** begin SUPPLIED MATERIAL **

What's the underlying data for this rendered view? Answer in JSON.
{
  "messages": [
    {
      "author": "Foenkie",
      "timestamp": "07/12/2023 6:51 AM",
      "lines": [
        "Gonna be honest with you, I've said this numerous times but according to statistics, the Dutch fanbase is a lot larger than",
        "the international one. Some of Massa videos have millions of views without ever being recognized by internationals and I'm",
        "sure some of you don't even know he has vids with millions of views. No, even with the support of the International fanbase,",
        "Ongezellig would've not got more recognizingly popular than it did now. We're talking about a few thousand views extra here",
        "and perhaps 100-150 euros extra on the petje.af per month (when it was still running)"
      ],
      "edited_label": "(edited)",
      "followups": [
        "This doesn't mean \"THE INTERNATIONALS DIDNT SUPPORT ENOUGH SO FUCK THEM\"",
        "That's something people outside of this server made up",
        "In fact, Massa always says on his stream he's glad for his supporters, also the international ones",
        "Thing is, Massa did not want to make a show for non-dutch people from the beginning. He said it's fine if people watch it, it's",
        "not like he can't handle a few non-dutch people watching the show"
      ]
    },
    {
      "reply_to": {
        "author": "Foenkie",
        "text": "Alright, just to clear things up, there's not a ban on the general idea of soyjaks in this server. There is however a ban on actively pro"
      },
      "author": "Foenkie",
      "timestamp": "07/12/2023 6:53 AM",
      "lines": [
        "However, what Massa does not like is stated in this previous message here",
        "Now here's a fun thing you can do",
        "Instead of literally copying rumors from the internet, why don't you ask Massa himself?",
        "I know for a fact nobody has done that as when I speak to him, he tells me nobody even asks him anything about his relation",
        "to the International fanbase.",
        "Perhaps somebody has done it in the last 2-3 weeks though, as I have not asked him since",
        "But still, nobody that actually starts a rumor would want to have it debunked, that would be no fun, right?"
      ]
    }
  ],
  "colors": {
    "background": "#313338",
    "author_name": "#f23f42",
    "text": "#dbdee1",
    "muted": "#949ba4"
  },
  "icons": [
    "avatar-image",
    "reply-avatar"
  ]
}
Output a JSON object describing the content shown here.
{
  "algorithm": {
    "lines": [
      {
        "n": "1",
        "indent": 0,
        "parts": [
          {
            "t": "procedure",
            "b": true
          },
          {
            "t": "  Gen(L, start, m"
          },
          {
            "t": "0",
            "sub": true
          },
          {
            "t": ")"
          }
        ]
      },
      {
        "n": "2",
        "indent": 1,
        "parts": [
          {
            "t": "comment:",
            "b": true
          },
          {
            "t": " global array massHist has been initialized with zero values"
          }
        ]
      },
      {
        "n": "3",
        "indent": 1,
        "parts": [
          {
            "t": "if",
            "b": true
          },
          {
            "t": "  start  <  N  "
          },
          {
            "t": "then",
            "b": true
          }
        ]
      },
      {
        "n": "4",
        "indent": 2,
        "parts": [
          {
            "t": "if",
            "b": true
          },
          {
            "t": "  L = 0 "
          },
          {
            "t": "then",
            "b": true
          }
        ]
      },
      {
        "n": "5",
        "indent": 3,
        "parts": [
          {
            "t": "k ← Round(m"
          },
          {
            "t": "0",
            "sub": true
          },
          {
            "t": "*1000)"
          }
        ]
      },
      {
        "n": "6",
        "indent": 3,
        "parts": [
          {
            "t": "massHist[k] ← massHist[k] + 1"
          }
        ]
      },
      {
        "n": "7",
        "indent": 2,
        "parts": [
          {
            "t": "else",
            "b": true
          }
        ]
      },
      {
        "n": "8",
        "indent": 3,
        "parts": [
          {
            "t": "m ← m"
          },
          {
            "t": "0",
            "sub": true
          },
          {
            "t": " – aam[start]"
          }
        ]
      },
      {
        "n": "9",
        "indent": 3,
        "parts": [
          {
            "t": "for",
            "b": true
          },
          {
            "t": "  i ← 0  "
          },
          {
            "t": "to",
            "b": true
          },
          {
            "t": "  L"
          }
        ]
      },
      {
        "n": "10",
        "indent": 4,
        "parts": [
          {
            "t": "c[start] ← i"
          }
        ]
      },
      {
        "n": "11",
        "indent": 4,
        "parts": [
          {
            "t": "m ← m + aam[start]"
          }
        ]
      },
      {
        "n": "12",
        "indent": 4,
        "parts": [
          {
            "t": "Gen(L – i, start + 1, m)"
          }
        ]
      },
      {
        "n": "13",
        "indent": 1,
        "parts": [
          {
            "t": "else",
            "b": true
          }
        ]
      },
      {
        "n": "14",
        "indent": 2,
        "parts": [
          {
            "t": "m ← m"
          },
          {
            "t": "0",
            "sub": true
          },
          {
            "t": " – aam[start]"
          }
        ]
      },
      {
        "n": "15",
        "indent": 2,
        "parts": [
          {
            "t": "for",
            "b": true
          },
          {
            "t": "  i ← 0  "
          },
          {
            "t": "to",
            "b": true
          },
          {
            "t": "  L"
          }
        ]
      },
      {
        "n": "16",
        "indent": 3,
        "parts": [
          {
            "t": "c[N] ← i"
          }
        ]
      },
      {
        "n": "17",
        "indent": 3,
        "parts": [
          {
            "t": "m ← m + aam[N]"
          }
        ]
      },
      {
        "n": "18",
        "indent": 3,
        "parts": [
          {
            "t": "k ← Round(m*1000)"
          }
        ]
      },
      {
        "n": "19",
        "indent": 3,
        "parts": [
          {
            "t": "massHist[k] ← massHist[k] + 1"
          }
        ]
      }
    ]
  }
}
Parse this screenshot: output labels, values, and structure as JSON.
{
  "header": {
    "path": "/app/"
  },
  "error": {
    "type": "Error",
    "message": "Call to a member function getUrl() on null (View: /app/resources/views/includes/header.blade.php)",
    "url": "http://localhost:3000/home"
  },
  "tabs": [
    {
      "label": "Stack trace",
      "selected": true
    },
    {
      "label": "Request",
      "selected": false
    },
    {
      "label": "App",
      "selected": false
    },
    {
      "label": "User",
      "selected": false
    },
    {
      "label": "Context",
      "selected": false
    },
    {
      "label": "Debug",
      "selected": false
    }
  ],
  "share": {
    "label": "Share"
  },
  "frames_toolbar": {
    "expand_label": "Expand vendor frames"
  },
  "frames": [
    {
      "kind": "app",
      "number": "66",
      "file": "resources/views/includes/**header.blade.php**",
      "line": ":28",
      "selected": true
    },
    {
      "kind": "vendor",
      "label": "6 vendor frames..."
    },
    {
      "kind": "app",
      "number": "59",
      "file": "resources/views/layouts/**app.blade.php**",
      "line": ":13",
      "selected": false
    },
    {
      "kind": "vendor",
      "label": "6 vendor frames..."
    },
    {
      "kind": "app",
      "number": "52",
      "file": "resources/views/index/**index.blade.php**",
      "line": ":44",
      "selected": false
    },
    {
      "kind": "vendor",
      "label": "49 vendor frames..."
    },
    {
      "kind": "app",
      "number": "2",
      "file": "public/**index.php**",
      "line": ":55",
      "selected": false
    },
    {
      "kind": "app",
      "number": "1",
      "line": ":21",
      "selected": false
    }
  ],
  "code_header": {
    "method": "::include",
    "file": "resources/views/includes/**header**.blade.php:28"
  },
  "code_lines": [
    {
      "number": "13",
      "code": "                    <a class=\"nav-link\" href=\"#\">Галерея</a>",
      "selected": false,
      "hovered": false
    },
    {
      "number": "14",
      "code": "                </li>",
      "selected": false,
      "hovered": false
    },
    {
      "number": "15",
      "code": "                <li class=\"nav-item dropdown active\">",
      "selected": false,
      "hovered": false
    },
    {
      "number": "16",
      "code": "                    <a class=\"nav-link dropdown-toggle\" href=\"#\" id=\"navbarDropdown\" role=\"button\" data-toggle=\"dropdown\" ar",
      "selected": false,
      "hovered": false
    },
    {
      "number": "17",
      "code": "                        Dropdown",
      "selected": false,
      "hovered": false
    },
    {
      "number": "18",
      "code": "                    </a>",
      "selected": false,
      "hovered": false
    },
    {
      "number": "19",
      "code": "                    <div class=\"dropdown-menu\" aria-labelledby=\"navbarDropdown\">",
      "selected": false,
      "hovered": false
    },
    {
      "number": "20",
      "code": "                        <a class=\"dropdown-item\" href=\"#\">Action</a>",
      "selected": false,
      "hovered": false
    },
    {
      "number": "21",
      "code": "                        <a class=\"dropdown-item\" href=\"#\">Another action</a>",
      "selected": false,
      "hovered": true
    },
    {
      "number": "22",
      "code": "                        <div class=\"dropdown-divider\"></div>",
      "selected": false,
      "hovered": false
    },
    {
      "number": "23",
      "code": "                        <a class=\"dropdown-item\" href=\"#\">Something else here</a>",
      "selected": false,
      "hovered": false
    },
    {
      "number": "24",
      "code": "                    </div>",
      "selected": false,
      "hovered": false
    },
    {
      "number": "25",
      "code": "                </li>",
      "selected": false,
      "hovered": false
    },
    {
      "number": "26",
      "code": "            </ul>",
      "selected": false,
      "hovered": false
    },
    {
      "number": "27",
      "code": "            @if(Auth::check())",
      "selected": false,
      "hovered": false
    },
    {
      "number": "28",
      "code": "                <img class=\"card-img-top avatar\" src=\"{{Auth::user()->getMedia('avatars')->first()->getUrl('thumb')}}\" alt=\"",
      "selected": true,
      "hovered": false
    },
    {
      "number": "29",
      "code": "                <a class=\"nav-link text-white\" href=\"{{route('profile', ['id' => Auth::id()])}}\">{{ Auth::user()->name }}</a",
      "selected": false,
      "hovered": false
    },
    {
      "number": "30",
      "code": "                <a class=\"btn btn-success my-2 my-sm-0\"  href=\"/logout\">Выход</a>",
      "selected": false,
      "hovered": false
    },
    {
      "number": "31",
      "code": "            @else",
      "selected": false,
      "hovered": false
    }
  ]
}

** end SUPPLIED MATERIAL **

=== PROBLEM REQUIREMENTS ===
Search the material above for "fanbase". Pull out each line where it shows up.

=== FINAL ANSWER ===
        "Gonna be honest with you, I've said this numerous times but according to statistics, the Dutch fanbase is a lot larger than",
        "sure some of you don't even know he has vids with millions of views. No, even with the support of the International fanbase,",
        "to the International fanbase.",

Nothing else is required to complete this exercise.